Instructions for the task:
Write out the material below word for word, beginning with its first line and stopping after the line that contains "794, 658, 827]".

########################################

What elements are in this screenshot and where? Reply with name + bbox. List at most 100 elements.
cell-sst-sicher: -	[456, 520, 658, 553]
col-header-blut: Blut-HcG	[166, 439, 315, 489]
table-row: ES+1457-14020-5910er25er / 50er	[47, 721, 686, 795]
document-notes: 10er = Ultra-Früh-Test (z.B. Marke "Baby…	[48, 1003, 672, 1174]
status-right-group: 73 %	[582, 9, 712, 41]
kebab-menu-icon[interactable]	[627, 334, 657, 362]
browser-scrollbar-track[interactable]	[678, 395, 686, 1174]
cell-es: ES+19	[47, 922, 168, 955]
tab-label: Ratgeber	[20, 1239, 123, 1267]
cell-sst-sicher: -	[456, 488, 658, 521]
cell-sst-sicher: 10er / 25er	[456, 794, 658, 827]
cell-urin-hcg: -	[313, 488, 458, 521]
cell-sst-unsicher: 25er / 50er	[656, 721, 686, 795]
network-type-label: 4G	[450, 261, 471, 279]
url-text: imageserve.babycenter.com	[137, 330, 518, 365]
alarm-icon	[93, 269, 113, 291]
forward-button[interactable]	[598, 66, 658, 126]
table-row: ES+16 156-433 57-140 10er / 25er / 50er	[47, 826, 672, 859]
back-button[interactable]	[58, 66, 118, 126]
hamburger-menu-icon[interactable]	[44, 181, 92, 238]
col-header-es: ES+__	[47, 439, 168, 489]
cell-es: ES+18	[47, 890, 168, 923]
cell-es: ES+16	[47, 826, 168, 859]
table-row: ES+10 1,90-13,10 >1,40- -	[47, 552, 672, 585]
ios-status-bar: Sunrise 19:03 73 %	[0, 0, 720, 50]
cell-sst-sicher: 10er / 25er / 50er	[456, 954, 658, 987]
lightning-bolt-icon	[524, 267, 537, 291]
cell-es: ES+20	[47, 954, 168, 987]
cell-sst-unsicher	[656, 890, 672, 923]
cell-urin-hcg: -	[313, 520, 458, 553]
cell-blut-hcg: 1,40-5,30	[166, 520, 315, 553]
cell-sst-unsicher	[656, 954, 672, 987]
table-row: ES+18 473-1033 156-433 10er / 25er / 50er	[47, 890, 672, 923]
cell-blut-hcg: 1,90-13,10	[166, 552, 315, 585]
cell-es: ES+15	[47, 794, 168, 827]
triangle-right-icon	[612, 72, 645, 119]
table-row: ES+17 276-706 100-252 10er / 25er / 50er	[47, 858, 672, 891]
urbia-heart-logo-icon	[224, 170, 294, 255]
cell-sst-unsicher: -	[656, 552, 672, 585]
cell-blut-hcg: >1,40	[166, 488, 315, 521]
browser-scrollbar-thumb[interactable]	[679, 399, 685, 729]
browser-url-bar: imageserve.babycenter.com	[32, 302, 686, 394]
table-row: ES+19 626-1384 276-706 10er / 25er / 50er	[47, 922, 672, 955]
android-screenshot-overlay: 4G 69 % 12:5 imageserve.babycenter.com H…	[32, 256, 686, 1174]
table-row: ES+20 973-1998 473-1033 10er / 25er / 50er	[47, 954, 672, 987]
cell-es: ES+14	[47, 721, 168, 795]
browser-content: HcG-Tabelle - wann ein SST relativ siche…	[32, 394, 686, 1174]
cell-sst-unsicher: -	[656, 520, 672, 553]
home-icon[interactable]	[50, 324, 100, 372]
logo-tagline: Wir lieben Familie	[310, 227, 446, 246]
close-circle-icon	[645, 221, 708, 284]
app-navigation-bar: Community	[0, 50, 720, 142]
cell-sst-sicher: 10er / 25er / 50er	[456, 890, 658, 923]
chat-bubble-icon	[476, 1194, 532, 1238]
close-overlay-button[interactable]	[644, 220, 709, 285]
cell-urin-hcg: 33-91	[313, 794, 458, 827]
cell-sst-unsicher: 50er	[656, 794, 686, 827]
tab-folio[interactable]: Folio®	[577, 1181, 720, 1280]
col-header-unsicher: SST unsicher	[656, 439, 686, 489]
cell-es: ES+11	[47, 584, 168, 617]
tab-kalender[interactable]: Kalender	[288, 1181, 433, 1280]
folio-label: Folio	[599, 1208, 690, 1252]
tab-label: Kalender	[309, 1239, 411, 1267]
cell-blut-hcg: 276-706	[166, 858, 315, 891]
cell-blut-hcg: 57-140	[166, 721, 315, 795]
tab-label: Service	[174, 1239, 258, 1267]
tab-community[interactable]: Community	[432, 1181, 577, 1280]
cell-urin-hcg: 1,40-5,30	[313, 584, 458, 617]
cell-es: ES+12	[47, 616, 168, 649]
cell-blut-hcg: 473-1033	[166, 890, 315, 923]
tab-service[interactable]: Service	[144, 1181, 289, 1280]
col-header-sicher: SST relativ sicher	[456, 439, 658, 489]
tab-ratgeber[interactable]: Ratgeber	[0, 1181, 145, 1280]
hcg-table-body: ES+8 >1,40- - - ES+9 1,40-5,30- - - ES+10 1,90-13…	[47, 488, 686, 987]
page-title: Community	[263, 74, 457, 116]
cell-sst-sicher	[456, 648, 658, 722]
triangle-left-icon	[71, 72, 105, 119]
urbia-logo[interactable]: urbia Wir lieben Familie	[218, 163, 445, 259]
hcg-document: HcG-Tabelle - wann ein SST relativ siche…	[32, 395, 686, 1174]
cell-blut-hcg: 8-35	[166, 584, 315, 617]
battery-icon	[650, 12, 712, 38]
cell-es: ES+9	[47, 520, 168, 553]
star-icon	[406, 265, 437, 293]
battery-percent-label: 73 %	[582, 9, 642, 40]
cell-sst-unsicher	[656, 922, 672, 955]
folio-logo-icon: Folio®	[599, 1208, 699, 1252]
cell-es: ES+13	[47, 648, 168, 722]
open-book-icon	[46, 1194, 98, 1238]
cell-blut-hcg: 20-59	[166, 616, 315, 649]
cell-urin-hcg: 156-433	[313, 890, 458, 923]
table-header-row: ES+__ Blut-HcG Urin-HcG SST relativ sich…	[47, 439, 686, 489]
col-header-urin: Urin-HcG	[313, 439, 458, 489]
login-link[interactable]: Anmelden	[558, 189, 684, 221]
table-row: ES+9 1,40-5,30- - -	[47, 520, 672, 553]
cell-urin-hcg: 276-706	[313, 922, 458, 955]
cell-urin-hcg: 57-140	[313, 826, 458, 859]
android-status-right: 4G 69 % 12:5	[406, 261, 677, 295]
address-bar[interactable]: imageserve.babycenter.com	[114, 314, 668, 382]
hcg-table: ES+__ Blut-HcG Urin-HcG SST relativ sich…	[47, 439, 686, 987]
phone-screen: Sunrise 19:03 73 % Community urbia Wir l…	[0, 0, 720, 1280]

########################################

Written answer:
What elements are in this screenshot and where? Reply with name + bbox. List at most 100 elements.
cell-sst-sicher: -	[456, 520, 658, 553]
col-header-blut: Blut-HcG	[166, 439, 315, 489]
table-row: ES+1457-14020-5910er25er / 50er	[47, 721, 686, 795]
document-notes: 10er = Ultra-Früh-Test (z.B. Marke "Baby…	[48, 1003, 672, 1174]
status-right-group: 73 %	[582, 9, 712, 41]
kebab-menu-icon[interactable]	[627, 334, 657, 362]
browser-scrollbar-track[interactable]	[678, 395, 686, 1174]
cell-es: ES+19	[47, 922, 168, 955]
tab-label: Ratgeber	[20, 1239, 123, 1267]
cell-sst-sicher: -	[456, 488, 658, 521]
cell-sst-sicher: 10er / 25er	[456, 794, 658, 827]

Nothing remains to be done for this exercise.